- [What the task requires]
What you return should match every record exactly, with the images removed.

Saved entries
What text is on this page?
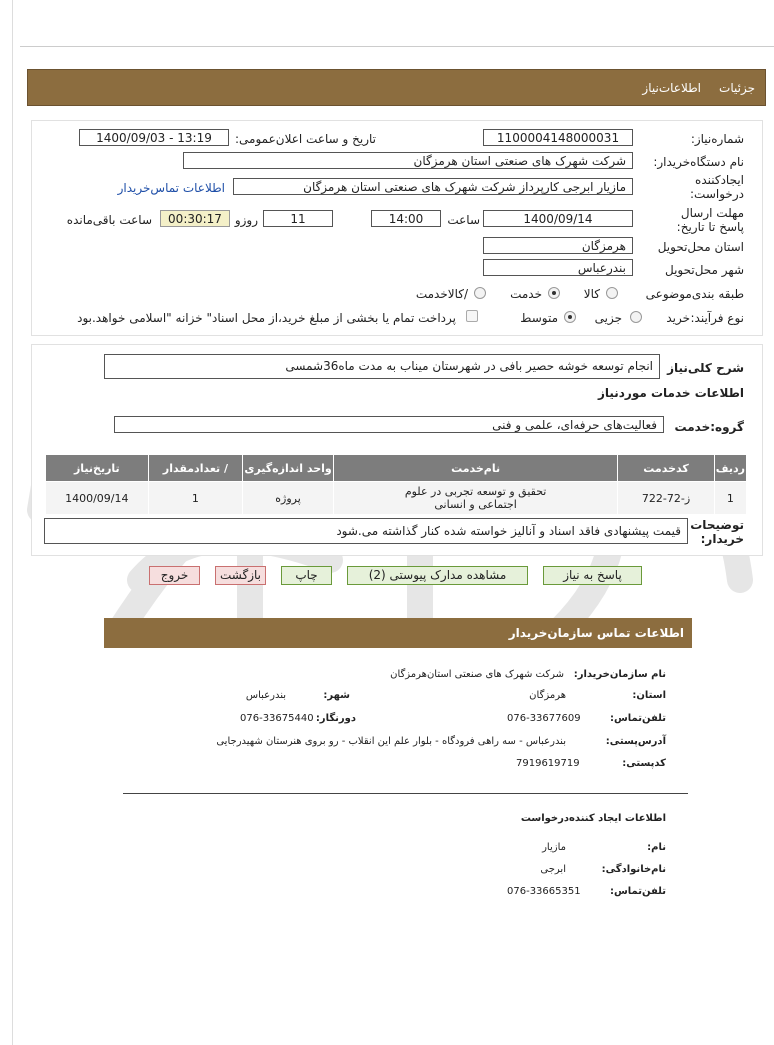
جزئیات
اطلاعات‌نیاز
شماره‌نیاز:
1100004148000031
تاریخ و ساعت اعلان‌عمومی:
1400/09/03 - 13:19
نام دستگاه‌خریدار:
شرکت شهرک های صنعتی استان هرمزگان
ایجادکننده درخواست:
مازیار ابرجی کارپرداز شرکت شهرک های صنعتی استان هرمزگان
اطلاعات تماس‌خریدار
مهلت ارسال پاسخ تا تاریخ:
1400/09/14
ساعت
14:00
11
روزو
00:30:17
ساعت باقی‌مانده
استان محل‌تحویل
هرمزگان
شهر محل‌تحویل
بندرعباس
طبقه بندی‌موضوعی
کالا
خدمت
/کالاخدمت
نوع فرآیند:
خرید
جزیی
متوسط
پرداخت تمام یا بخشی از مبلغ خرید،از محل اسناد" خزانه "اسلامی خواهد.بود
شرح کلی‌نیاز
انجام توسعه خوشه حصیر بافی در شهرستان میناب به مدت ماه36شمسی
اطلاعات خدمات موردنیاز
گروه:خدمت
فعالیت‌های حرفه‌ای، علمی و فنی
ردیف	کدخدمت	نام‌خدمت	واحد اندازه‌گیری	/ تعدادمقدار	تاریخ‌نیاز
1	ز-72-722	تحقیق و توسعه تجربی در علوم
اجتماعی و انسانی	پروژه	1	1400/09/14
توضیحات خریدار:
قیمت پیشنهادی فاقد اسناد و آنالیز خواسته شده کنار گذاشته می.شود
پاسخ به نیاز
مشاهده مدارک پیوستی (2)
چاپ
بازگشت
خروج
اطلاعات تماس سازمان‌خریدار
نام سازمان‌خریدار:
شرکت شهرک های صنعتی استان‌هرمزگان
استان:
هرمزگان
شهر:
بندرعباس
تلفن‌تماس:
076-33677609
دورنگار:
076-33675440
آدرس‌پستی:
بندرعباس - سه راهی فرودگاه - بلوار علم این انقلاب - رو بروی هنرستان شهیدرجایی
کدپستی:
7919619719
اطلاعات ایجاد کننده‌درخواست
نام:
مازیار
نام‌خانوادگی:
ابرجی
تلفن‌تماس:
076-33665351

- [Result for this task]
What text is on this page?
جزئیات
اطلاعات‌نیاز
شماره‌نیاز:
1100004148000031
تاریخ و ساعت اعلان‌عمومی:
1400/09/03 - 13:19
نام دستگاه‌خریدار:
شرکت شهرک های صنعتی استان هرمزگان
ایجادکننده درخواست:
مازیار ابرجی کارپرداز شرکت شهرک های صنعتی استان هرمزگان
اطلاعات تماس‌خریدار
مهلت ارسال پاسخ تا تاریخ:
1400/09/14
ساعت
14:00
11
روزو
00:30:17
ساعت باقی‌مانده
استان محل‌تحویل
هرمزگان
شهر محل‌تحویل
بندرعباس
طبقه بندی‌موضوعی
کالا
خدمت
/کالاخدمت
نوع فرآیند:
خرید
جزیی
متوسط
پرداخت تمام یا بخشی از مبلغ خرید،از محل اسناد" خزانه "اسلامی خواهد.بود
شرح کلی‌نیاز
انجام توسعه خوشه حصیر بافی در شهرستان میناب به مدت ماه36شمسی
اطلاعات خدمات موردنیاز
گروه:خدمت
فعالیت‌های حرفه‌ای، علمی و فنی
ردیف	کدخدمت	نام‌خدمت	واحد اندازه‌گیری	/ تعدادمقدار	تاریخ‌نیاز
1	ز-72-722	تحقیق و توسعه تجربی در علوم
اجتماعی و انسانی	پروژه	1	1400/09/14
توضیحات خریدار:
قیمت پیشنهادی فاقد اسناد و آنالیز خواسته شده کنار گذاشته می.شود
پاسخ به نیاز
مشاهده مدارک پیوستی (2)
چاپ
بازگشت
خروج
اطلاعات تماس سازمان‌خریدار
نام سازمان‌خریدار:
شرکت شهرک های صنعتی استان‌هرمزگان
استان:
هرمزگان
شهر:
بندرعباس
تلفن‌تماس:
076-33677609
دورنگار:
076-33675440
آدرس‌پستی:
بندرعباس - سه راهی فرودگاه - بلوار علم این انقلاب - رو بروی هنرستان شهیدرجایی
کدپستی:
7919619719
اطلاعات ایجاد کننده‌درخواست
نام:
مازیار
نام‌خانوادگی:
ابرجی
تلفن‌تماس:
076-33665351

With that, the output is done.